» EXERCISE DESCRIPTION: Reproduce the listing below verbatim.

◇ ◇ ◇ ◇ ◇ ◇ ◇

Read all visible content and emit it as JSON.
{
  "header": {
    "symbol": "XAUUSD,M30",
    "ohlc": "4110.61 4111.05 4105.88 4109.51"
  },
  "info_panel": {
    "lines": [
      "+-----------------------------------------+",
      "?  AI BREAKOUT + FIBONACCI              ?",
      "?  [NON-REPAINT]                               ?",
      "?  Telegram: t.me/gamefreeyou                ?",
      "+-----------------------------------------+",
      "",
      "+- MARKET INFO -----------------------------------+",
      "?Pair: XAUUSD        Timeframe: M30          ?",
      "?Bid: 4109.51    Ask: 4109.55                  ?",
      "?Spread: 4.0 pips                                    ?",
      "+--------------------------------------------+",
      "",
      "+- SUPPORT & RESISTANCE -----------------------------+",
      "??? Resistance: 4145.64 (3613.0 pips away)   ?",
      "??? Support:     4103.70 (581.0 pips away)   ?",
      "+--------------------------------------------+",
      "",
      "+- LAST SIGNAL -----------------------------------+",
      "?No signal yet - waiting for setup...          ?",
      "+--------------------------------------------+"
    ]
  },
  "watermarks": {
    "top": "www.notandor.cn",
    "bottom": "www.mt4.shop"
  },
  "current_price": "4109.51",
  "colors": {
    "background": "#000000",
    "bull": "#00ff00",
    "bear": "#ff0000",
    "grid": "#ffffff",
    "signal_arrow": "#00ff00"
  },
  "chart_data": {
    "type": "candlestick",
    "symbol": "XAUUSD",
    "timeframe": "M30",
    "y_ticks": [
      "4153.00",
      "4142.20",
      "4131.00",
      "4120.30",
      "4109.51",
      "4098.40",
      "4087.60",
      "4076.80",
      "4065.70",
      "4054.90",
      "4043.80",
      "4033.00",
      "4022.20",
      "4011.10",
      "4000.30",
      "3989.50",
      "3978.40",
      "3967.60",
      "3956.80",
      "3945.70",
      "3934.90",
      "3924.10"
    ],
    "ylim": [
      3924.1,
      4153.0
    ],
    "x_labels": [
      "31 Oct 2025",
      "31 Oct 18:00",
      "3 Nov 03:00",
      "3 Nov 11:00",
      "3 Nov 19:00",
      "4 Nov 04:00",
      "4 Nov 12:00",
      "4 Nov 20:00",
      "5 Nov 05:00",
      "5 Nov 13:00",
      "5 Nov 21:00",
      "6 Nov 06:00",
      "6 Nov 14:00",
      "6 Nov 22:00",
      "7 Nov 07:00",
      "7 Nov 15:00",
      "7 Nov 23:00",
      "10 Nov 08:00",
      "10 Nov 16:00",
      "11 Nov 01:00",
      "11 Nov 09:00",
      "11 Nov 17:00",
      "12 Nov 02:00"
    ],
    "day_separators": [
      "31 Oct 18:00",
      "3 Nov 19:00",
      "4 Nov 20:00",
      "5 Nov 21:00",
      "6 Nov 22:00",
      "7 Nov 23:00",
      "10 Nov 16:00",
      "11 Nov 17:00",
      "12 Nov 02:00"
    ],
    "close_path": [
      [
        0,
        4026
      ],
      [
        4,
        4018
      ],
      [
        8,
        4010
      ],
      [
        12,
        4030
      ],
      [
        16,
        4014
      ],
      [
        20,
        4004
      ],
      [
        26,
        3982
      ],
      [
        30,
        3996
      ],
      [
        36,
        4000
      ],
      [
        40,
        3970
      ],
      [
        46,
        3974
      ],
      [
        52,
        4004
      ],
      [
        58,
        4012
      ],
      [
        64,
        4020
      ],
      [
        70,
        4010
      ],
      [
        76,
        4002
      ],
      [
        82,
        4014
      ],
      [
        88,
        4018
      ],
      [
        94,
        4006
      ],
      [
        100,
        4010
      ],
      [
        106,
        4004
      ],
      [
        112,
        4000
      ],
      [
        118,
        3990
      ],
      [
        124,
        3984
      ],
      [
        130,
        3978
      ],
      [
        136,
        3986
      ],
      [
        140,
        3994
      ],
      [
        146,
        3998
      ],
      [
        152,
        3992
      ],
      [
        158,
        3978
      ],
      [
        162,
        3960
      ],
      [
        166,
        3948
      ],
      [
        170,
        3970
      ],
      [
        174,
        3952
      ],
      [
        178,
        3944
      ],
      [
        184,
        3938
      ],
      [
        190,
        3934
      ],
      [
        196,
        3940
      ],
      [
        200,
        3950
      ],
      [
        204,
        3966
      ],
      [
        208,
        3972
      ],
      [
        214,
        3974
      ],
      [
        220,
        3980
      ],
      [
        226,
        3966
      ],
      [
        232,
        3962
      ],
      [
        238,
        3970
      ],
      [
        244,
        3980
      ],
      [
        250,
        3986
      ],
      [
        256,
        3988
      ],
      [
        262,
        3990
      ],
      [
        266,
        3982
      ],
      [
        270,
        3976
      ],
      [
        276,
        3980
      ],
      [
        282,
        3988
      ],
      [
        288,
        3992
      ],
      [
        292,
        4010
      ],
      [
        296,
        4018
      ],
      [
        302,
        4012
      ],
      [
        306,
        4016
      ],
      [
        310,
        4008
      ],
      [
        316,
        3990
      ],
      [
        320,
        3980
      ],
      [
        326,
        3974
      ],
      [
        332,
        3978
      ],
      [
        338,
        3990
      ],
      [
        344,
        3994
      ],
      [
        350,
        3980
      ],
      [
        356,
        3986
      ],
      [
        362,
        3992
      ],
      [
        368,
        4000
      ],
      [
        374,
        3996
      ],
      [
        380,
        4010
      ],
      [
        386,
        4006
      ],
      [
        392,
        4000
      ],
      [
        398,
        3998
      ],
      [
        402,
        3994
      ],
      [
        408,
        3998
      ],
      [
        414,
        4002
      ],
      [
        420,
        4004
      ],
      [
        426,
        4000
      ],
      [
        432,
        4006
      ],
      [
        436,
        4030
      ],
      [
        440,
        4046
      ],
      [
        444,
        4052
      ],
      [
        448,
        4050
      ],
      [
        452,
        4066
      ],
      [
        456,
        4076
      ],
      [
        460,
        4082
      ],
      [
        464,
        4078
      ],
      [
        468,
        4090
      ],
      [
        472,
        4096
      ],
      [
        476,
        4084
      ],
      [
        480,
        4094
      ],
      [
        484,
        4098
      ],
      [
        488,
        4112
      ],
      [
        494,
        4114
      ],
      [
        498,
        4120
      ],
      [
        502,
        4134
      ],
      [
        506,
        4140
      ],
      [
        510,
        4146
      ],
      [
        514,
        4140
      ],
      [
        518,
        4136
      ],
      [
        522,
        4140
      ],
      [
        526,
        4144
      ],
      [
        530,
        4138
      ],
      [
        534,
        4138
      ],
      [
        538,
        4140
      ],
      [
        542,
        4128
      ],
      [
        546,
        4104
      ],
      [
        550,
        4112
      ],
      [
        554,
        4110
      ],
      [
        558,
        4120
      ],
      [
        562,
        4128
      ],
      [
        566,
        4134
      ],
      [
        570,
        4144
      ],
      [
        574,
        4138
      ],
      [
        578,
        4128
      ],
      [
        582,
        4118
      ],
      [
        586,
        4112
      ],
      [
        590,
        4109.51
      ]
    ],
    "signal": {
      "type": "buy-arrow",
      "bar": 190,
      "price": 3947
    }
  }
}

◇ ◇ ◇ ◇ ◇ ◇ ◇

» EXERCISE OUTPUT:
Read all visible content and emit it as JSON.
{
  "header": {
    "symbol": "XAUUSD,M30",
    "ohlc": "4110.61 4111.05 4105.88 4109.51"
  },
  "info_panel": {
    "lines": [
      "+-----------------------------------------+",
      "?  AI BREAKOUT + FIBONACCI              ?",
      "?  [NON-REPAINT]                               ?",
      "?  Telegram: t.me/gamefreeyou                ?",
      "+-----------------------------------------+",
      "",
      "+- MARKET INFO -----------------------------------+",
      "?Pair: XAUUSD        Timeframe: M30          ?",
      "?Bid: 4109.51    Ask: 4109.55                  ?",
      "?Spread: 4.0 pips                                    ?",
      "+--------------------------------------------+",
      "",
      "+- SUPPORT & RESISTANCE -----------------------------+",
      "??? Resistance: 4145.64 (3613.0 pips away)   ?",
      "??? Support:     4103.70 (581.0 pips away)   ?",
      "+--------------------------------------------+",
      "",
      "+- LAST SIGNAL -----------------------------------+",
      "?No signal yet - waiting for setup...          ?",
      "+--------------------------------------------+"
    ]
  },
  "watermarks": {
    "top": "www.notandor.cn",
    "bottom": "www.mt4.shop"
  },
  "current_price": "4109.51",
  "colors": {
    "background": "#000000",
    "bull": "#00ff00",
    "bear": "#ff0000",
    "grid": "#ffffff",
    "signal_arrow": "#00ff00"
  },
  "chart_data": {
    "type": "candlestick",
    "symbol": "XAUUSD",
    "timeframe": "M30",
    "y_ticks": [
      "4153.00",
      "4142.20",
      "4131.00",
      "4120.30",
      "4109.51",
      "4098.40",
      "4087.60",
      "4076.80",
      "4065.70",
      "4054.90",
      "4043.80",
      "4033.00",
      "4022.20",
      "4011.10",
      "4000.30",
      "3989.50",
      "3978.40",
      "3967.60",
      "3956.80",
      "3945.70",
      "3934.90",
      "3924.10"
    ],
    "ylim": [
      3924.1,
      4153.0
    ],
    "x_labels": [
      "31 Oct 2025",
      "31 Oct 18:00",
      "3 Nov 03:00",
      "3 Nov 11:00",
      "3 Nov 19:00",
      "4 Nov 04:00",
      "4 Nov 12:00",
      "4 Nov 20:00",
      "5 Nov 05:00",
      "5 Nov 13:00",
      "5 Nov 21:00",
      "6 Nov 06:00",
      "6 Nov 14:00",
      "6 Nov 22:00",
      "7 Nov 07:00",
      "7 Nov 15:00",
      "7 Nov 23:00",
      "10 Nov 08:00",
      "10 Nov 16:00",
      "11 Nov 01:00",
      "11 Nov 09:00",
      "11 Nov 17:00",
      "12 Nov 02:00"
    ],
    "day_separators": [
      "31 Oct 18:00",
      "3 Nov 19:00",
      "4 Nov 20:00",
      "5 Nov 21:00",
      "6 Nov 22:00",
      "7 Nov 23:00",
      "10 Nov 16:00",
      "11 Nov 17:00",
      "12 Nov 02:00"
    ],
    "close_path": [
      [
        0,
        4026
      ],
      [
        4,
        4018
      ],
      [
        8,
        4010
      ],
      [
        12,
        4030
      ],
      [
        16,
        4014
      ],
      [
        20,
        4004
      ],
      [
        26,
        3982
      ],
      [
        30,
        3996
      ],
      [
        36,
        4000
      ],
      [
        40,
        3970
      ],
      [
        46,
        3974
      ],
      [
        52,
        4004
      ],
      [
        58,
        4012
      ],
      [
        64,
        4020
      ],
      [
        70,
        4010
      ],
      [
        76,
        4002
      ],
      [
        82,
        4014
      ],
      [
        88,
        4018
      ],
      [
        94,
        4006
      ],
      [
        100,
        4010
      ],
      [
        106,
        4004
      ],
      [
        112,
        4000
      ],
      [
        118,
        3990
      ],
      [
        124,
        3984
      ],
      [
        130,
        3978
      ],
      [
        136,
        3986
      ],
      [
        140,
        3994
      ],
      [
        146,
        3998
      ],
      [
        152,
        3992
      ],
      [
        158,
        3978
      ],
      [
        162,
        3960
      ],
      [
        166,
        3948
      ],
      [
        170,
        3970
      ],
      [
        174,
        3952
      ],
      [
        178,
        3944
      ],
      [
        184,
        3938
      ],
      [
        190,
        3934
      ],
      [
        196,
        3940
      ],
      [
        200,
        3950
      ],
      [
        204,
        3966
      ],
      [
        208,
        3972
      ],
      [
        214,
        3974
      ],
      [
        220,
        3980
      ],
      [
        226,
        3966
      ],
      [
        232,
        3962
      ],
      [
        238,
        3970
      ],
      [
        244,
        3980
      ],
      [
        250,
        3986
      ],
      [
        256,
        3988
      ],
      [
        262,
        3990
      ],
      [
        266,
        3982
      ],
      [
        270,
        3976
      ],
      [
        276,
        3980
      ],
      [
        282,
        3988
      ],
      [
        288,
        3992
      ],
      [
        292,
        4010
      ],
      [
        296,
        4018
      ],
      [
        302,
        4012
      ],
      [
        306,
        4016
      ],
      [
        310,
        4008
      ],
      [
        316,
        3990
      ],
      [
        320,
        3980
      ],
      [
        326,
        3974
      ],
      [
        332,
        3978
      ],
      [
        338,
        3990
      ],
      [
        344,
        3994
      ],
      [
        350,
        3980
      ],
      [
        356,
        3986
      ],
      [
        362,
        3992
      ],
      [
        368,
        4000
      ],
      [
        374,
        3996
      ],
      [
        380,
        4010
      ],
      [
        386,
        4006
      ],
      [
        392,
        4000
      ],
      [
        398,
        3998
      ],
      [
        402,
        3994
      ],
      [
        408,
        3998
      ],
      [
        414,
        4002
      ],
      [
        420,
        4004
      ],
      [
        426,
        4000
      ],
      [
        432,
        4006
      ],
      [
        436,
        4030
      ],
      [
        440,
        4046
      ],
      [
        444,
        4052
      ],
      [
        448,
        4050
      ],
      [
        452,
        4066
      ],
      [
        456,
        4076
      ],
      [
        460,
        4082
      ],
      [
        464,
        4078
      ],
      [
        468,
        4090
      ],
      [
        472,
        4096
      ],
      [
        476,
        4084
      ],
      [
        480,
        4094
      ],
      [
        484,
        4098
      ],
      [
        488,
        4112
      ],
      [
        494,
        4114
      ],
      [
        498,
        4120
      ],
      [
        502,
        4134
      ],
      [
        506,
        4140
      ],
      [
        510,
        4146
      ],
      [
        514,
        4140
      ],
      [
        518,
        4136
      ],
      [
        522,
        4140
      ],
      [
        526,
        4144
      ],
      [
        530,
        4138
      ],
      [
        534,
        4138
      ],
      [
        538,
        4140
      ],
      [
        542,
        4128
      ],
      [
        546,
        4104
      ],
      [
        550,
        4112
      ],
      [
        554,
        4110
      ],
      [
        558,
        4120
      ],
      [
        562,
        4128
      ],
      [
        566,
        4134
      ],
      [
        570,
        4144
      ],
      [
        574,
        4138
      ],
      [
        578,
        4128
      ],
      [
        582,
        4118
      ],
      [
        586,
        4112
      ],
      [
        590,
        4109.51
      ]
    ],
    "signal": {
      "type": "buy-arrow",
      "bar": 190,
      "price": 3947
    }
  }
}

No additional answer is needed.